*RECORDS*
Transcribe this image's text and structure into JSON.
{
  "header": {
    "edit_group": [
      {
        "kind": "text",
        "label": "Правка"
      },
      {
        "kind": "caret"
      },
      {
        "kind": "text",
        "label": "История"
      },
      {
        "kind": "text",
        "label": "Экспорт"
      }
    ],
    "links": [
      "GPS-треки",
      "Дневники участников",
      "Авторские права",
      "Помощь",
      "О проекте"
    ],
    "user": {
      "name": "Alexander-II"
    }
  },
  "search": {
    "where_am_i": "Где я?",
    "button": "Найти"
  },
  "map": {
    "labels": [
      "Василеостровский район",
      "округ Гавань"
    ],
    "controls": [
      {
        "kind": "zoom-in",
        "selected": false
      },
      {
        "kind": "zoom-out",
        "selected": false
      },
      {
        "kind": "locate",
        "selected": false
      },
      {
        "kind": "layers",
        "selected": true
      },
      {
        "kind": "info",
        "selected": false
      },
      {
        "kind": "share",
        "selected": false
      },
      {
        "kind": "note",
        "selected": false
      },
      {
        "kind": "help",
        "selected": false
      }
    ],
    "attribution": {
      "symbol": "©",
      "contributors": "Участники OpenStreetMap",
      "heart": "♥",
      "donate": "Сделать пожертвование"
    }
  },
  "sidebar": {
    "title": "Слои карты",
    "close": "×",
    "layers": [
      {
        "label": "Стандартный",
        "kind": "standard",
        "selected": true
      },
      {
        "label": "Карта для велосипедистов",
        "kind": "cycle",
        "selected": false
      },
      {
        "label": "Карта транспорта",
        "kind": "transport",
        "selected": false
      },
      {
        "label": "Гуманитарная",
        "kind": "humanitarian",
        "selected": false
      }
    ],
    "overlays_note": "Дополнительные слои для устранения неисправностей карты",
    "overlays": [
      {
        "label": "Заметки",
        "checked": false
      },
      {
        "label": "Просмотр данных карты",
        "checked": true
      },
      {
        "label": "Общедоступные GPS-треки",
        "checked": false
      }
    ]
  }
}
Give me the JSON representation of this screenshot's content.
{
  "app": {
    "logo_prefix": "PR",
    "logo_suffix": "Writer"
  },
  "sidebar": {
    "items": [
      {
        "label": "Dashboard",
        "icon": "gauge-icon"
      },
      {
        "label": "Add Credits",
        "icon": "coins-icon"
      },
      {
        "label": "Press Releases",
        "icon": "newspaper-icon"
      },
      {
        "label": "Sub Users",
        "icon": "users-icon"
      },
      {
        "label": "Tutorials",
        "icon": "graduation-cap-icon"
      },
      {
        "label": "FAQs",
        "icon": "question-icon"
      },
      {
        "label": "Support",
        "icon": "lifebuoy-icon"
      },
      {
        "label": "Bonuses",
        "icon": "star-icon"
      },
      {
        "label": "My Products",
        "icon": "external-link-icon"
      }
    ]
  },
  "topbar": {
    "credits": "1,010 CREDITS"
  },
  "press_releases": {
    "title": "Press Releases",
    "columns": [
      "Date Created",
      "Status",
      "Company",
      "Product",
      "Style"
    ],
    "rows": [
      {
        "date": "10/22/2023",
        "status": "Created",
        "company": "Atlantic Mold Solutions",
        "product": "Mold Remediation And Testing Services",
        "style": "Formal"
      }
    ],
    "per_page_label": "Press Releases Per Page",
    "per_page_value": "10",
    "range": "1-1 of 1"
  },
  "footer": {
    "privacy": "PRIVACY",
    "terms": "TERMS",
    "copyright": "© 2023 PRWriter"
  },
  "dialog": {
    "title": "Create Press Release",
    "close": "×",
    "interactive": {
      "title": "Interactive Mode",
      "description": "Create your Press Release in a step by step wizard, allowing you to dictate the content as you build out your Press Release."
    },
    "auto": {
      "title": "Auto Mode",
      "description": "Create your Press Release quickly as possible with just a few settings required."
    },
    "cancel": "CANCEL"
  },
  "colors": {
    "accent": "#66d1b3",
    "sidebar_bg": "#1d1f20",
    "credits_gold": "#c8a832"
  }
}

*WHAT THE TASK REQUIRES*
Reproduce each entry word for word.

*EXERCISE ANSWER*
Transcribe this image's text and structure into JSON.
{
  "header": {
    "edit_group": [
      {
        "kind": "text",
        "label": "Правка"
      },
      {
        "kind": "caret"
      },
      {
        "kind": "text",
        "label": "История"
      },
      {
        "kind": "text",
        "label": "Экспорт"
      }
    ],
    "links": [
      "GPS-треки",
      "Дневники участников",
      "Авторские права",
      "Помощь",
      "О проекте"
    ],
    "user": {
      "name": "Alexander-II"
    }
  },
  "search": {
    "where_am_i": "Где я?",
    "button": "Найти"
  },
  "map": {
    "labels": [
      "Василеостровский район",
      "округ Гавань"
    ],
    "controls": [
      {
        "kind": "zoom-in",
        "selected": false
      },
      {
        "kind": "zoom-out",
        "selected": false
      },
      {
        "kind": "locate",
        "selected": false
      },
      {
        "kind": "layers",
        "selected": true
      },
      {
        "kind": "info",
        "selected": false
      },
      {
        "kind": "share",
        "selected": false
      },
      {
        "kind": "note",
        "selected": false
      },
      {
        "kind": "help",
        "selected": false
      }
    ],
    "attribution": {
      "symbol": "©",
      "contributors": "Участники OpenStreetMap",
      "heart": "♥",
      "donate": "Сделать пожертвование"
    }
  },
  "sidebar": {
    "title": "Слои карты",
    "close": "×",
    "layers": [
      {
        "label": "Стандартный",
        "kind": "standard",
        "selected": true
      },
      {
        "label": "Карта для велосипедистов",
        "kind": "cycle",
        "selected": false
      },
      {
        "label": "Карта транспорта",
        "kind": "transport",
        "selected": false
      },
      {
        "label": "Гуманитарная",
        "kind": "humanitarian",
        "selected": false
      }
    ],
    "overlays_note": "Дополнительные слои для устранения неисправностей карты",
    "overlays": [
      {
        "label": "Заметки",
        "checked": false
      },
      {
        "label": "Просмотр данных карты",
        "checked": true
      },
      {
        "label": "Общедоступные GPS-треки",
        "checked": false
      }
    ]
  }
}
Give me the JSON representation of this screenshot's content.
{
  "app": {
    "logo_prefix": "PR",
    "logo_suffix": "Writer"
  },
  "sidebar": {
    "items": [
      {
        "label": "Dashboard",
        "icon": "gauge-icon"
      },
      {
        "label": "Add Credits",
        "icon": "coins-icon"
      },
      {
        "label": "Press Releases",
        "icon": "newspaper-icon"
      },
      {
        "label": "Sub Users",
        "icon": "users-icon"
      },
      {
        "label": "Tutorials",
        "icon": "graduation-cap-icon"
      },
      {
        "label": "FAQs",
        "icon": "question-icon"
      },
      {
        "label": "Support",
        "icon": "lifebuoy-icon"
      },
      {
        "label": "Bonuses",
        "icon": "star-icon"
      },
      {
        "label": "My Products",
        "icon": "external-link-icon"
      }
    ]
  },
  "topbar": {
    "credits": "1,010 CREDITS"
  },
  "press_releases": {
    "title": "Press Releases",
    "columns": [
      "Date Created",
      "Status",
      "Company",
      "Product",
      "Style"
    ],
    "rows": [
      {
        "date": "10/22/2023",
        "status": "Created",
        "company": "Atlantic Mold Solutions",
        "product": "Mold Remediation And Testing Services",
        "style": "Formal"
      }
    ],
    "per_page_label": "Press Releases Per Page",
    "per_page_value": "10",
    "range": "1-1 of 1"
  },
  "footer": {
    "privacy": "PRIVACY",
    "terms": "TERMS",
    "copyright": "© 2023 PRWriter"
  },
  "dialog": {
    "title": "Create Press Release",
    "close": "×",
    "interactive": {
      "title": "Interactive Mode",
      "description": "Create your Press Release in a step by step wizard, allowing you to dictate the content as you build out your Press Release."
    },
    "auto": {
      "title": "Auto Mode",
      "description": "Create your Press Release quickly as possible with just a few settings required."
    },
    "cancel": "CANCEL"
  },
  "colors": {
    "accent": "#66d1b3",
    "sidebar_bg": "#1d1f20",
    "credits_gold": "#c8a832"
  }
}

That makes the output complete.